REQUIREMENT 1
Answer these questions from the text about wisdom and work:
(a) In point 2, to whom is wisdom God's gift?
(b) Whose satisfaction is the satisfaction found on the job said to be the same as?
(c) In point 5, what do all human efforts remain balanced on?
REQUIREMENT 2
From the text about wisdom and work, return the part that opens with the words containing "This is a reiteration" and closes with "story to God.", copied exactly.

EXCERPTED PASSAGE
......
This is a reiteration of what came before, but with more of a "Don't get a swelled head" focus. Remember that we can have an impact on our corner of the world. We can be honest mechanics, skilled cabinetmakers, top-notch physicians, passionate and skilled teachers -- but we need to trust the overarching story to God.
1. Humans cannot by all their striving achieve anything of ultimate or enduring significance. Nothing appears to be going anywhere, and people cannot by all their efforts break out of this caged treadmill; they cannot ultimately change anything. Hence they often toil foolishly. All their striving "under the sun" 'after unreal goals leads only to disillusionment. 2. Wisdom is better than folly -- it is God's gift to those who please Him.
Stop there for a moment! Wisdom is not something we achieve through our own efforts. It is a gift that God bestows on the smart and simple alike. I need to remember that I have seen people with profound intellectual disabilities that nonetheless possess amazing wisdom. I have seen brilliant people who devastate their lives and the lives of those around them for lack of wisdom. So I need to pray for my "daily bread" of wisdom -- and humility.
But it is unwarranted to expect too much even from such wisdom -- to expect that human wisdom is capable of solving all problems or of securing for itself enduring rewards or advantages.
All of the satisfaction I might find on the job is the same as the satisfaction of the truck driver who gets his cargo where it's going on time, and who is a safe and courteous driver. And ultimately it's no more important. It's just feeding my own particular passions. Never forget the joy of finding a trustworthy mechanic -- and thus never think that your work, because humans might value it more, is of greater value. And it could be that the most profoundly disabled baby who only lives for a few hours has a far greater lasting impact on those around him.
3. Experience confronts humans with many apparent disharmonies and anomalies that wisdom cannot unravel. 4. Although God made humankind upright, people have gone in search of many "schemed" (for getting ahead of taking advantage of others. So even humans are a disappointment. 5. People cannot know or control what will come after them, or even what lies in the more immediate future; therefore all their efforts remain balanced on the razor's edge of uncertainty.
......
RECORDS SHOWN
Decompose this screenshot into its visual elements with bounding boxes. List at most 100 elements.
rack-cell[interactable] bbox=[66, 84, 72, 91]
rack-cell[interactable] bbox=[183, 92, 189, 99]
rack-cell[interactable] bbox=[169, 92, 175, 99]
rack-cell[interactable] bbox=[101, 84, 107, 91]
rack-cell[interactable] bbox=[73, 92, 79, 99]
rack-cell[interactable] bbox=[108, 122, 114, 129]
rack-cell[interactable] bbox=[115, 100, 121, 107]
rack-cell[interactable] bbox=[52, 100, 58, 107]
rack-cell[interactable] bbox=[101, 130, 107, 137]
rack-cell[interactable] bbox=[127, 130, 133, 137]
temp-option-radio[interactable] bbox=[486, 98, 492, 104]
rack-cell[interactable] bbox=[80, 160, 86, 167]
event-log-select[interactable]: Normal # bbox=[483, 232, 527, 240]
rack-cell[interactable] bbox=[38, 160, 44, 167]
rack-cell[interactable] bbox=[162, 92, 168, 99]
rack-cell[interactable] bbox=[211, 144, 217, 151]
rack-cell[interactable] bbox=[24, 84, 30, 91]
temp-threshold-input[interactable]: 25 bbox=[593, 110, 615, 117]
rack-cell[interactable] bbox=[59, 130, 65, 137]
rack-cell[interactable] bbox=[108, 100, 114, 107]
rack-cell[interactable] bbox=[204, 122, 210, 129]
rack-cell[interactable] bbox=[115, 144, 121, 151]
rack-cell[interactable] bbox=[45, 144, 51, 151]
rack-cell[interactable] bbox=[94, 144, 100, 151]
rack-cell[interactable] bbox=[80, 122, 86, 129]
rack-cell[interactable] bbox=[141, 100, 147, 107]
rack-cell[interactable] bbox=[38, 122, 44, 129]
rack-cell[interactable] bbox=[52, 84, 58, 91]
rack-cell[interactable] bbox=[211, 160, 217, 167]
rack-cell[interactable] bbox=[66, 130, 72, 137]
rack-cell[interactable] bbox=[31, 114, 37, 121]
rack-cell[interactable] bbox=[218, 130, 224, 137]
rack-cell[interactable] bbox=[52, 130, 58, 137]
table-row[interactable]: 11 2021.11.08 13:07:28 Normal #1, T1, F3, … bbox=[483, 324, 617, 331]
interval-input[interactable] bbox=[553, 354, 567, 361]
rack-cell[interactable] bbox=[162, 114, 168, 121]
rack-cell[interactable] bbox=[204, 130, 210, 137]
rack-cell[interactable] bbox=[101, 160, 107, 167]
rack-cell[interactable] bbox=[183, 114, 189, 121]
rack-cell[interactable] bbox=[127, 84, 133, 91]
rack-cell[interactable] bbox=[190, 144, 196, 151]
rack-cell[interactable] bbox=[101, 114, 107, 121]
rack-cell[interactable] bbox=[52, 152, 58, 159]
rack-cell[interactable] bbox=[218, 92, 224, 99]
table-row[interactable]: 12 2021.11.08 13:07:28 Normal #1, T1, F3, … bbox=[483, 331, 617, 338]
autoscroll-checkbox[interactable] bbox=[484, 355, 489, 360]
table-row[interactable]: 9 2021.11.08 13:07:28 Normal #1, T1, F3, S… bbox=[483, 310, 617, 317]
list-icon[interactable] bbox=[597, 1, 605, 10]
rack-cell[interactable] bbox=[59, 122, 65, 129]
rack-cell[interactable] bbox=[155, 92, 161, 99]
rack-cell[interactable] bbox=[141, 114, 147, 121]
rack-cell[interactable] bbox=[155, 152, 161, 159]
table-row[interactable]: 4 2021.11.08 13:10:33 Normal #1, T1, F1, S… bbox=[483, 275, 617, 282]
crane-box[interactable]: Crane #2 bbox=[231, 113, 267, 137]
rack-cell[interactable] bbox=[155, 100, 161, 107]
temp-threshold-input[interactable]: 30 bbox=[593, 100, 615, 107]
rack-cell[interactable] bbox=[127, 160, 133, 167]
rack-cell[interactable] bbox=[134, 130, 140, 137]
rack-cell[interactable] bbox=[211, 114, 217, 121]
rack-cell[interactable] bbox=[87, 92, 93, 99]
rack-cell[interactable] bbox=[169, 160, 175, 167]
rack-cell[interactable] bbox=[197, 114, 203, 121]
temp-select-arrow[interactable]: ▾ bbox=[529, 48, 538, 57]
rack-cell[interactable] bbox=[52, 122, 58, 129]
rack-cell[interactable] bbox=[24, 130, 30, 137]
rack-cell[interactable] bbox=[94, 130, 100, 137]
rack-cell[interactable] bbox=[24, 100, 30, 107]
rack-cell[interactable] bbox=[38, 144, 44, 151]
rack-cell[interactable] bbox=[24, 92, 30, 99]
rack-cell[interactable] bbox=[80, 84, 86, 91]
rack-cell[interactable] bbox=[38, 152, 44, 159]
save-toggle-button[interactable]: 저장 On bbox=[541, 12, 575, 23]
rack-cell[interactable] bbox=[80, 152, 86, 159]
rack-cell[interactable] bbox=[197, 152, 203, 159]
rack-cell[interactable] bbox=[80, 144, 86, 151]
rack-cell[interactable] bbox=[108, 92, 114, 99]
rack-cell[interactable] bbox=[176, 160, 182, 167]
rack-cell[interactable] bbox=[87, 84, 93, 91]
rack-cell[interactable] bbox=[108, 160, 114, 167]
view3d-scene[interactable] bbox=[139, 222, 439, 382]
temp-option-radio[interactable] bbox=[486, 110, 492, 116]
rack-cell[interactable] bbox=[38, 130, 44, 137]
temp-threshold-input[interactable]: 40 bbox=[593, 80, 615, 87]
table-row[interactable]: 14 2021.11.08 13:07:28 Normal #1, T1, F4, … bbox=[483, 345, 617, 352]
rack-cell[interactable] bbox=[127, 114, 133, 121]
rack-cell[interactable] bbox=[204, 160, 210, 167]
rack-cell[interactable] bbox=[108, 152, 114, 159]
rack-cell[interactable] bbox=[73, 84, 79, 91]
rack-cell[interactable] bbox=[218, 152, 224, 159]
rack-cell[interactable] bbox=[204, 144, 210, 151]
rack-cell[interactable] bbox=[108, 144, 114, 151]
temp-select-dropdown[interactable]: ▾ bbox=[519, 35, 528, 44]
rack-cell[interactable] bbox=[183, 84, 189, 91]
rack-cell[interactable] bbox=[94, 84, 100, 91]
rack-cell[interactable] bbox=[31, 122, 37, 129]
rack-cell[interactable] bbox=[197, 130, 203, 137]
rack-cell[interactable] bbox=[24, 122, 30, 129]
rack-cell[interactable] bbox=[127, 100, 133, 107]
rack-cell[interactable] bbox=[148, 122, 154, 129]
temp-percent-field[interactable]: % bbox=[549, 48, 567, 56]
......
PROBLEM SOLUTION 1
(a) To those who please Him.
(b) The satisfaction of the truck driver who gets his cargo where it's going on time and is a safe and courteous driver.
(c) The razor's edge of uncertainty.

PROBLEM SOLUTION 2
This is a reiteration of what came before, but with more of a "Don't get a swelled head" focus. Remember that we can have an impact on our corner of the world. We can be honest mechanics, skilled cabinetmakers, top-notch physicians, passionate and skilled teachers -- but we need to trust the overarching story to God.